Directions
Retype all of the data exactly as given.

Listed records

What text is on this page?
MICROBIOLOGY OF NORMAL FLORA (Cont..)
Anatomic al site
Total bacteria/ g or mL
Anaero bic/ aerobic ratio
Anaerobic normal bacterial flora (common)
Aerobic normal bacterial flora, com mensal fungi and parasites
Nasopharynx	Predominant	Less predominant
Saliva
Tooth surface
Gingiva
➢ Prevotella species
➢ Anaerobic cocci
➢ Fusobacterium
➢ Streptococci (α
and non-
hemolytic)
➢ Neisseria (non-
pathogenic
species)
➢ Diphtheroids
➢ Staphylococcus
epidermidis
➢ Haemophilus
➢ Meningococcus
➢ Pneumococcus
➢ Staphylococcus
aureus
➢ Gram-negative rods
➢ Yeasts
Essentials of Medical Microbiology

Written response
What text is on this page?
MICROBIOLOGY OF NORMAL FLORA (Cont..)
Anatomic al site
Total bacteria/ g or mL
Anaero bic/ aerobic ratio
Anaerobic normal bacterial flora (common)
Aerobic normal bacterial flora, com mensal fungi and parasites
Nasopharynx	Predominant	Less predominant
Saliva
Tooth surface
Gingiva
➢ Prevotella species
➢ Anaerobic cocci
➢ Fusobacterium
➢ Streptococci (α
and non-
hemolytic)
➢ Neisseria (non-
pathogenic
species)
➢ Diphtheroids
➢ Staphylococcus
epidermidis
➢ Haemophilus
➢ Meningococcus
➢ Pneumococcus
➢ Staphylococcus
aureus
➢ Gram-negative rods
➢ Yeasts
Essentials of Medical Microbiology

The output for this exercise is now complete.